The task: Please transcribe the data that follows without the pictures, keeping every word the same.

[Saved entries]
= = = = = = =
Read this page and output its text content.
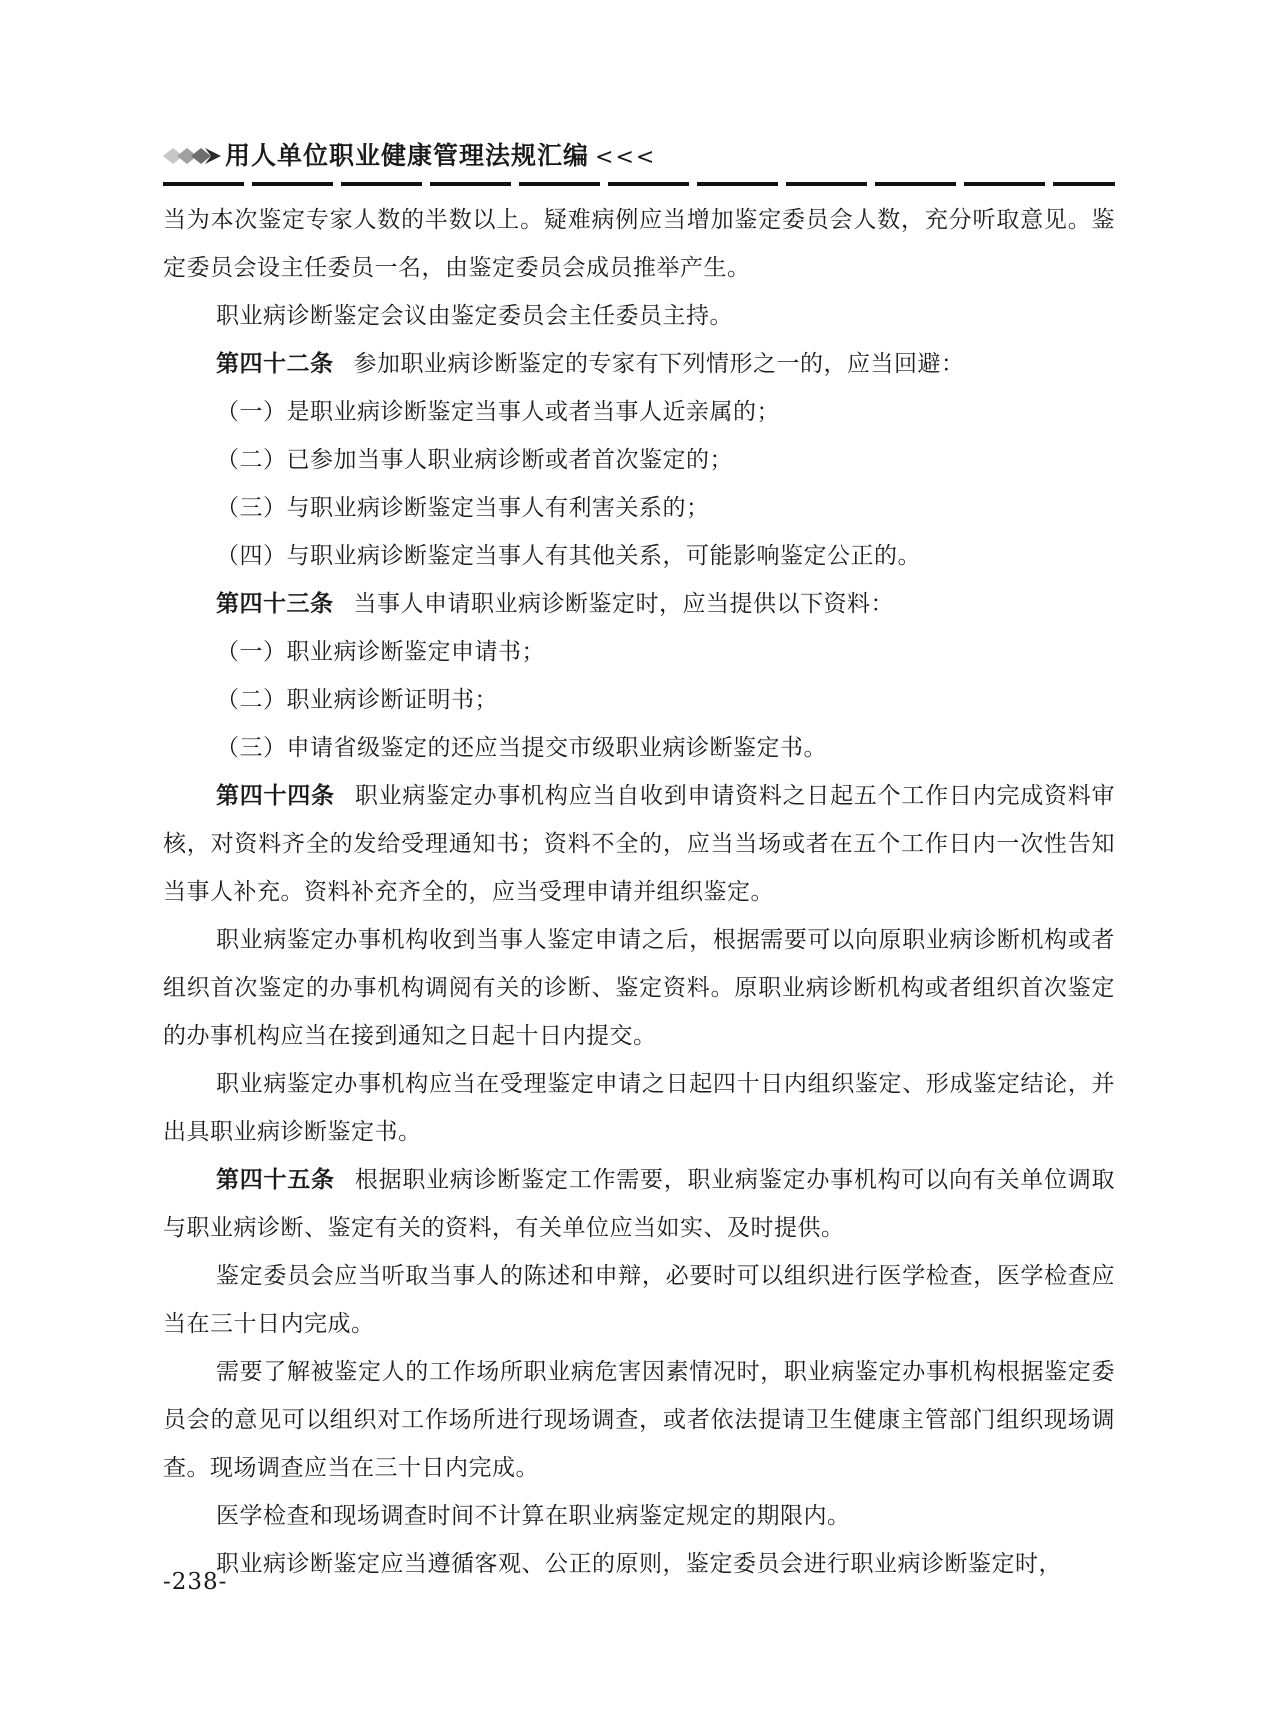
用人单位职业健康管理法规汇编 <<<

当为本次鉴定专家人数的半数以上。疑难病例应当增加鉴定委员会人数，充分听取意见。鉴定委员会设主任委员一名，由鉴定委员会成员推举产生。

职业病诊断鉴定会议由鉴定委员会主任委员主持。

第四十二条 参加职业病诊断鉴定的专家有下列情形之一的，应当回避：

（一）是职业病诊断鉴定当事人或者当事人近亲属的；

（二）已参加当事人职业病诊断或者首次鉴定的；

（三）与职业病诊断鉴定当事人有利害关系的；

（四）与职业病诊断鉴定当事人有其他关系，可能影响鉴定公正的。

第四十三条 当事人申请职业病诊断鉴定时，应当提供以下资料：

（一）职业病诊断鉴定申请书；

（二）职业病诊断证明书；

（三）申请省级鉴定的还应当提交市级职业病诊断鉴定书。

第四十四条 职业病鉴定办事机构应当自收到申请资料之日起五个工作日内完成资料审核，对资料齐全的发给受理通知书；资料不全的，应当当场或者在五个工作日内一次性告知当事人补充。资料补充齐全的，应当受理申请并组织鉴定。

职业病鉴定办事机构收到当事人鉴定申请之后，根据需要可以向原职业病诊断机构或者组织首次鉴定的办事机构调阅有关的诊断、鉴定资料。原职业病诊断机构或者组织首次鉴定的办事机构应当在接到通知之日起十日内提交。

职业病鉴定办事机构应当在受理鉴定申请之日起四十日内组织鉴定、形成鉴定结论，并出具职业病诊断鉴定书。

第四十五条 根据职业病诊断鉴定工作需要，职业病鉴定办事机构可以向有关单位调取与职业病诊断、鉴定有关的资料，有关单位应当如实、及时提供。

鉴定委员会应当听取当事人的陈述和申辩，必要时可以组织进行医学检查，医学检查应当在三十日内完成。

需要了解被鉴定人的工作场所职业病危害因素情况时，职业病鉴定办事机构根据鉴定委员会的意见可以组织对工作场所进行现场调查，或者依法提请卫生健康主管部门组织现场调查。现场调查应当在三十日内完成。

医学检查和现场调查时间不计算在职业病鉴定规定的期限内。

职业病诊断鉴定应当遵循客观、公正的原则，鉴定委员会进行职业病诊断鉴定时，

-238-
= = = = = = =
Complete output:
Read this page and output its text content.
用人单位职业健康管理法规汇编 <<<

当为本次鉴定专家人数的半数以上。疑难病例应当增加鉴定委员会人数，充分听取意见。鉴定委员会设主任委员一名，由鉴定委员会成员推举产生。

职业病诊断鉴定会议由鉴定委员会主任委员主持。

第四十二条 参加职业病诊断鉴定的专家有下列情形之一的，应当回避：

（一）是职业病诊断鉴定当事人或者当事人近亲属的；

（二）已参加当事人职业病诊断或者首次鉴定的；

（三）与职业病诊断鉴定当事人有利害关系的；

（四）与职业病诊断鉴定当事人有其他关系，可能影响鉴定公正的。

第四十三条 当事人申请职业病诊断鉴定时，应当提供以下资料：

（一）职业病诊断鉴定申请书；

（二）职业病诊断证明书；

（三）申请省级鉴定的还应当提交市级职业病诊断鉴定书。

第四十四条 职业病鉴定办事机构应当自收到申请资料之日起五个工作日内完成资料审核，对资料齐全的发给受理通知书；资料不全的，应当当场或者在五个工作日内一次性告知当事人补充。资料补充齐全的，应当受理申请并组织鉴定。

职业病鉴定办事机构收到当事人鉴定申请之后，根据需要可以向原职业病诊断机构或者组织首次鉴定的办事机构调阅有关的诊断、鉴定资料。原职业病诊断机构或者组织首次鉴定的办事机构应当在接到通知之日起十日内提交。

职业病鉴定办事机构应当在受理鉴定申请之日起四十日内组织鉴定、形成鉴定结论，并出具职业病诊断鉴定书。

第四十五条 根据职业病诊断鉴定工作需要，职业病鉴定办事机构可以向有关单位调取与职业病诊断、鉴定有关的资料，有关单位应当如实、及时提供。

鉴定委员会应当听取当事人的陈述和申辩，必要时可以组织进行医学检查，医学检查应当在三十日内完成。

需要了解被鉴定人的工作场所职业病危害因素情况时，职业病鉴定办事机构根据鉴定委员会的意见可以组织对工作场所进行现场调查，或者依法提请卫生健康主管部门组织现场调查。现场调查应当在三十日内完成。

医学检查和现场调查时间不计算在职业病鉴定规定的期限内。

职业病诊断鉴定应当遵循客观、公正的原则，鉴定委员会进行职业病诊断鉴定时，

-238-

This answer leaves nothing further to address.